▶ **Stored entries**
━━━━━━━━━━━━━━━━

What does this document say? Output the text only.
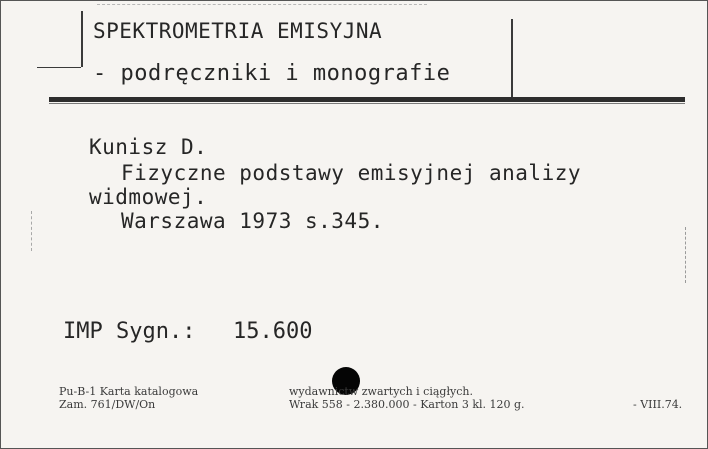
SPEKTROMETRIA EMISYJNA
- podręczniki i monografie
Kunisz D.
Fizyczne podstawy emisyjnej analizy
widmowej.
Warszawa 1973 s.345.
IMP Sygn.: 15.600
Pu-B-1 Karta katalogowa
Zam. 761/DW/On
wydawnictw zwartych i ciągłych.
Wrak 558 - 2.380.000 - Karton 3 kl. 120 g.	- VIII.74.
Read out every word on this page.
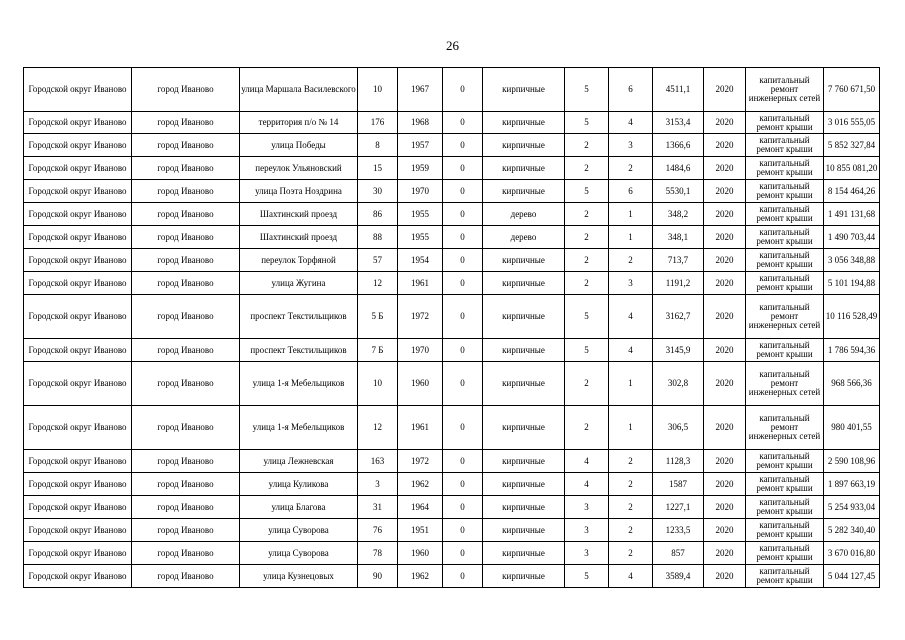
26
Городской округ Иваново	город Иваново	улица Маршала Василевского	10	1967	0	кирпичные	5	6	4511,1	2020	капитальный ремонт инженерных сетей	7 760 671,50
Городской округ Иваново	город Иваново	территория п/о № 14	176	1968	0	кирпичные	5	4	3153,4	2020	капитальный ремонт крыши	3 016 555,05
Городской округ Иваново	город Иваново	улица Победы	8	1957	0	кирпичные	2	3	1366,6	2020	капитальный ремонт крыши	5 852 327,84
Городской округ Иваново	город Иваново	переулок Ульяновский	15	1959	0	кирпичные	2	2	1484,6	2020	капитальный ремонт крыши	10 855 081,20
Городской округ Иваново	город Иваново	улица Поэта Ноздрина	30	1970	0	кирпичные	5	6	5530,1	2020	капитальный ремонт крыши	8 154 464,26
Городской округ Иваново	город Иваново	Шахтинский проезд	86	1955	0	дерево	2	1	348,2	2020	капитальный ремонт крыши	1 491 131,68
Городской округ Иваново	город Иваново	Шахтинский проезд	88	1955	0	дерево	2	1	348,1	2020	капитальный ремонт крыши	1 490 703,44
Городской округ Иваново	город Иваново	переулок Торфяной	57	1954	0	кирпичные	2	2	713,7	2020	капитальный ремонт крыши	3 056 348,88
Городской округ Иваново	город Иваново	улица Жугина	12	1961	0	кирпичные	2	3	1191,2	2020	капитальный ремонт крыши	5 101 194,88
Городской округ Иваново	город Иваново	проспект Текстильщиков	5 Б	1972	0	кирпичные	5	4	3162,7	2020	капитальный ремонт инженерных сетей	10 116 528,49
Городской округ Иваново	город Иваново	проспект Текстильщиков	7 Б	1970	0	кирпичные	5	4	3145,9	2020	капитальный ремонт крыши	1 786 594,36
Городской округ Иваново	город Иваново	улица 1-я Мебельщиков	10	1960	0	кирпичные	2	1	302,8	2020	капитальный ремонт инженерных сетей	968 566,36
Городской округ Иваново	город Иваново	улица 1-я Мебельщиков	12	1961	0	кирпичные	2	1	306,5	2020	капитальный ремонт инженерных сетей	980 401,55
Городской округ Иваново	город Иваново	улица Лежневская	163	1972	0	кирпичные	4	2	1128,3	2020	капитальный ремонт крыши	2 590 108,96
Городской округ Иваново	город Иваново	улица Куликова	3	1962	0	кирпичные	4	2	1587	2020	капитальный ремонт крыши	1 897 663,19
Городской округ Иваново	город Иваново	улица Благова	31	1964	0	кирпичные	3	2	1227,1	2020	капитальный ремонт крыши	5 254 933,04
Городской округ Иваново	город Иваново	улица Суворова	76	1951	0	кирпичные	3	2	1233,5	2020	капитальный ремонт крыши	5 282 340,40
Городской округ Иваново	город Иваново	улица Суворова	78	1960	0	кирпичные	3	2	857	2020	капитальный ремонт крыши	3 670 016,80
Городской округ Иваново	город Иваново	улица Кузнецовых	90	1962	0	кирпичные	5	4	3589,4	2020	капитальный ремонт крыши	5 044 127,45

━━━━━━━━━━━━━━━━

Write the listing above out again exactly, dropping each image.

▶ **Result of the exercise**
What does this document say? Output the text only.
SPEKTROMETRIA EMISYJNA
- podręczniki i monografie
Kunisz D.
Fizyczne podstawy emisyjnej analizy
widmowej.
Warszawa 1973 s.345.
IMP Sygn.: 15.600
Pu-B-1 Karta katalogowa
Zam. 761/DW/On
wydawnictw zwartych i ciągłych.
Wrak 558 - 2.380.000 - Karton 3 kl. 120 g.	- VIII.74.
Read out every word on this page.
26
Городской округ Иваново	город Иваново	улица Маршала Василевского	10	1967	0	кирпичные	5	6	4511,1	2020	капитальный ремонт инженерных сетей	7 760 671,50
Городской округ Иваново	город Иваново	территория п/о № 14	176	1968	0	кирпичные	5	4	3153,4	2020	капитальный ремонт крыши	3 016 555,05
Городской округ Иваново	город Иваново	улица Победы	8	1957	0	кирпичные	2	3	1366,6	2020	капитальный ремонт крыши	5 852 327,84
Городской округ Иваново	город Иваново	переулок Ульяновский	15	1959	0	кирпичные	2	2	1484,6	2020	капитальный ремонт крыши	10 855 081,20
Городской округ Иваново	город Иваново	улица Поэта Ноздрина	30	1970	0	кирпичные	5	6	5530,1	2020	капитальный ремонт крыши	8 154 464,26
Городской округ Иваново	город Иваново	Шахтинский проезд	86	1955	0	дерево	2	1	348,2	2020	капитальный ремонт крыши	1 491 131,68
Городской округ Иваново	город Иваново	Шахтинский проезд	88	1955	0	дерево	2	1	348,1	2020	капитальный ремонт крыши	1 490 703,44
Городской округ Иваново	город Иваново	переулок Торфяной	57	1954	0	кирпичные	2	2	713,7	2020	капитальный ремонт крыши	3 056 348,88
Городской округ Иваново	город Иваново	улица Жугина	12	1961	0	кирпичные	2	3	1191,2	2020	капитальный ремонт крыши	5 101 194,88
Городской округ Иваново	город Иваново	проспект Текстильщиков	5 Б	1972	0	кирпичные	5	4	3162,7	2020	капитальный ремонт инженерных сетей	10 116 528,49
Городской округ Иваново	город Иваново	проспект Текстильщиков	7 Б	1970	0	кирпичные	5	4	3145,9	2020	капитальный ремонт крыши	1 786 594,36
Городской округ Иваново	город Иваново	улица 1-я Мебельщиков	10	1960	0	кирпичные	2	1	302,8	2020	капитальный ремонт инженерных сетей	968 566,36
Городской округ Иваново	город Иваново	улица 1-я Мебельщиков	12	1961	0	кирпичные	2	1	306,5	2020	капитальный ремонт инженерных сетей	980 401,55
Городской округ Иваново	город Иваново	улица Лежневская	163	1972	0	кирпичные	4	2	1128,3	2020	капитальный ремонт крыши	2 590 108,96
Городской округ Иваново	город Иваново	улица Куликова	3	1962	0	кирпичные	4	2	1587	2020	капитальный ремонт крыши	1 897 663,19
Городской округ Иваново	город Иваново	улица Благова	31	1964	0	кирпичные	3	2	1227,1	2020	капитальный ремонт крыши	5 254 933,04
Городской округ Иваново	город Иваново	улица Суворова	76	1951	0	кирпичные	3	2	1233,5	2020	капитальный ремонт крыши	5 282 340,40
Городской округ Иваново	город Иваново	улица Суворова	78	1960	0	кирпичные	3	2	857	2020	капитальный ремонт крыши	3 670 016,80
Городской округ Иваново	город Иваново	улица Кузнецовых	90	1962	0	кирпичные	5	4	3589,4	2020	капитальный ремонт крыши	5 044 127,45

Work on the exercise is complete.